---- Records provided
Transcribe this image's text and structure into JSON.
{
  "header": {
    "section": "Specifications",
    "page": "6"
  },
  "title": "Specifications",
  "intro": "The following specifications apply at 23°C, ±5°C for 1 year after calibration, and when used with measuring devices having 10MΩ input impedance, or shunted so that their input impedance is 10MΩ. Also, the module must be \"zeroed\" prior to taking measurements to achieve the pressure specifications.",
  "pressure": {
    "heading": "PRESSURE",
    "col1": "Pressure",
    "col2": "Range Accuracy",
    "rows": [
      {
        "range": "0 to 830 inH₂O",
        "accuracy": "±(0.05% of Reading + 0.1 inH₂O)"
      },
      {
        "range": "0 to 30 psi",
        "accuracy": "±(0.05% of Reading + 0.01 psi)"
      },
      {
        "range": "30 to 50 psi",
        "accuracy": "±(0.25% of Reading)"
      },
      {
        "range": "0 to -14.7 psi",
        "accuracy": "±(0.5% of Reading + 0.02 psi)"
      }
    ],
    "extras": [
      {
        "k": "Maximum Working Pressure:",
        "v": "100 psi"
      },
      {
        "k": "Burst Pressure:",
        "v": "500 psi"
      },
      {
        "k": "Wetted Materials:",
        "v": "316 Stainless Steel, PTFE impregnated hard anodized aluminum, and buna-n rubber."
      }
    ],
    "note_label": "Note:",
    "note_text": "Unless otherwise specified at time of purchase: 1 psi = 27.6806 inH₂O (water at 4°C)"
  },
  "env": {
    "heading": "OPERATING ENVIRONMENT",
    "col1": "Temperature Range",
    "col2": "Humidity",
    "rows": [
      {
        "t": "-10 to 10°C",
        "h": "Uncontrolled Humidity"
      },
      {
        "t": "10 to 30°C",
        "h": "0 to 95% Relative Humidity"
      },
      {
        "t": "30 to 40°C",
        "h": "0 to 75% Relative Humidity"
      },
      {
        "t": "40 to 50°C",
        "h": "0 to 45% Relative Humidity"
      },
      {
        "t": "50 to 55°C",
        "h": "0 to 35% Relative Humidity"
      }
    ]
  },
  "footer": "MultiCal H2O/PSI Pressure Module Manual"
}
--------
Gather each line in these records that contains the string "Relative".

### Answer to this exercise
        "h": "0 to 95% Relative Humidity"
        "h": "0 to 75% Relative Humidity"
        "h": "0 to 45% Relative Humidity"
        "h": "0 to 35% Relative Humidity"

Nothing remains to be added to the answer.